[Saved entries]
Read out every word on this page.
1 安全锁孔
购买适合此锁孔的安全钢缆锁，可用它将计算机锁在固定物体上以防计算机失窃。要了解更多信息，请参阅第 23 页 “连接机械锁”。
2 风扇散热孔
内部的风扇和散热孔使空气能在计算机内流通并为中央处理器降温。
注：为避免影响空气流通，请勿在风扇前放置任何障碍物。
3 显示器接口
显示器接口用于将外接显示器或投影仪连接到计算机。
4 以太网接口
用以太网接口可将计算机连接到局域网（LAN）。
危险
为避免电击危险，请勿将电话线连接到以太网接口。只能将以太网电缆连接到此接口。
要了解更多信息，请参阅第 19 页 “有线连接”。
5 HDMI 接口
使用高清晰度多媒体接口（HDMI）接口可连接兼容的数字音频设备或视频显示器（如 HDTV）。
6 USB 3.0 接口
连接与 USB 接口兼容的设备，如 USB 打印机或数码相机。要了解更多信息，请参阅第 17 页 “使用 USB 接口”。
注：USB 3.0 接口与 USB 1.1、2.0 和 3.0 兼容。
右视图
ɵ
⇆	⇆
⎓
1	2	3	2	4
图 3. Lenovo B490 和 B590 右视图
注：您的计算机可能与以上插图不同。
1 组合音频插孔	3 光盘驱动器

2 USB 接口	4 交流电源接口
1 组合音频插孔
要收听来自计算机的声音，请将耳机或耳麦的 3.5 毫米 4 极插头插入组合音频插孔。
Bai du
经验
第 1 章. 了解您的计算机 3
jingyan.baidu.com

### WHAT IS BEING ASKED
Reply with the number of lines in the preceding entries that contain "请参阅第", and no other words.

### TASK RESPONSE
3